* Dataset
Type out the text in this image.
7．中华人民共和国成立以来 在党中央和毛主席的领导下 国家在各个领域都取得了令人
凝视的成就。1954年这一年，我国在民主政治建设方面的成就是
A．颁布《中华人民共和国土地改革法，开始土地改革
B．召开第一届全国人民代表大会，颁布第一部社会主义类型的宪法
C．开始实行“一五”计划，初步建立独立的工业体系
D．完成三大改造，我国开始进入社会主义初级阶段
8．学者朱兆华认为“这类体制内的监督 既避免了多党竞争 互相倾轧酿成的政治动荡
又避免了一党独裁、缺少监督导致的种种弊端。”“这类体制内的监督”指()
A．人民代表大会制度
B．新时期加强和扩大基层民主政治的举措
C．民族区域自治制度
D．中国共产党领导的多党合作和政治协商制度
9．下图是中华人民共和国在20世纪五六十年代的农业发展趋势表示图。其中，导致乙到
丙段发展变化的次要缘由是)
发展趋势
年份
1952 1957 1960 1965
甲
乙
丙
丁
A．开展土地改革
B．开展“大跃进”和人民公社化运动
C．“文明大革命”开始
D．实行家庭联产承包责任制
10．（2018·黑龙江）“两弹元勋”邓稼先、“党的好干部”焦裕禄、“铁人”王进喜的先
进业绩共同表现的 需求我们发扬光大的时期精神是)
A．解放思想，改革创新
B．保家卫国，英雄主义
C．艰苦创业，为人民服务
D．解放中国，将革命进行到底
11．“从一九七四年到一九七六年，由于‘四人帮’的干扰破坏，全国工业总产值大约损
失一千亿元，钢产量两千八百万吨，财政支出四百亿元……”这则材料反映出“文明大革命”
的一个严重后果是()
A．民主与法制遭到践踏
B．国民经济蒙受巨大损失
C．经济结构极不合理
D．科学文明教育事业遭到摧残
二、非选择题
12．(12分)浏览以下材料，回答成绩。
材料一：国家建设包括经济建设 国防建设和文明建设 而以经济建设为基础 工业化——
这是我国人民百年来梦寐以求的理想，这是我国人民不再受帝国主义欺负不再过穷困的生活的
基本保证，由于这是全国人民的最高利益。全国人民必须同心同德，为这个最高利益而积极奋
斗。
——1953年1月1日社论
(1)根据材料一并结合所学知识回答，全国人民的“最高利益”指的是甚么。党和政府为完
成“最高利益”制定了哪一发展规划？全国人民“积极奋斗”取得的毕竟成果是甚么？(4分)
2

* Work to be completed
Write the whole listing out again. Keep every line exactly as it is.

* The response
Type out the text in this image.
7．中华人民共和国成立以来 在党中央和毛主席的领导下 国家在各个领域都取得了令人
凝视的成就。1954年这一年，我国在民主政治建设方面的成就是
A．颁布《中华人民共和国土地改革法，开始土地改革
B．召开第一届全国人民代表大会，颁布第一部社会主义类型的宪法
C．开始实行“一五”计划，初步建立独立的工业体系
D．完成三大改造，我国开始进入社会主义初级阶段
8．学者朱兆华认为“这类体制内的监督 既避免了多党竞争 互相倾轧酿成的政治动荡
又避免了一党独裁、缺少监督导致的种种弊端。”“这类体制内的监督”指()
A．人民代表大会制度
B．新时期加强和扩大基层民主政治的举措
C．民族区域自治制度
D．中国共产党领导的多党合作和政治协商制度
9．下图是中华人民共和国在20世纪五六十年代的农业发展趋势表示图。其中，导致乙到
丙段发展变化的次要缘由是)
发展趋势
年份
1952 1957 1960 1965
甲
乙
丙
丁
A．开展土地改革
B．开展“大跃进”和人民公社化运动
C．“文明大革命”开始
D．实行家庭联产承包责任制
10．（2018·黑龙江）“两弹元勋”邓稼先、“党的好干部”焦裕禄、“铁人”王进喜的先
进业绩共同表现的 需求我们发扬光大的时期精神是)
A．解放思想，改革创新
B．保家卫国，英雄主义
C．艰苦创业，为人民服务
D．解放中国，将革命进行到底
11．“从一九七四年到一九七六年，由于‘四人帮’的干扰破坏，全国工业总产值大约损
失一千亿元，钢产量两千八百万吨，财政支出四百亿元……”这则材料反映出“文明大革命”
的一个严重后果是()
A．民主与法制遭到践踏
B．国民经济蒙受巨大损失
C．经济结构极不合理
D．科学文明教育事业遭到摧残
二、非选择题
12．(12分)浏览以下材料，回答成绩。
材料一：国家建设包括经济建设 国防建设和文明建设 而以经济建设为基础 工业化——
这是我国人民百年来梦寐以求的理想，这是我国人民不再受帝国主义欺负不再过穷困的生活的
基本保证，由于这是全国人民的最高利益。全国人民必须同心同德，为这个最高利益而积极奋
斗。
——1953年1月1日社论
(1)根据材料一并结合所学知识回答，全国人民的“最高利益”指的是甚么。党和政府为完
成“最高利益”制定了哪一发展规划？全国人民“积极奋斗”取得的毕竟成果是甚么？(4分)
2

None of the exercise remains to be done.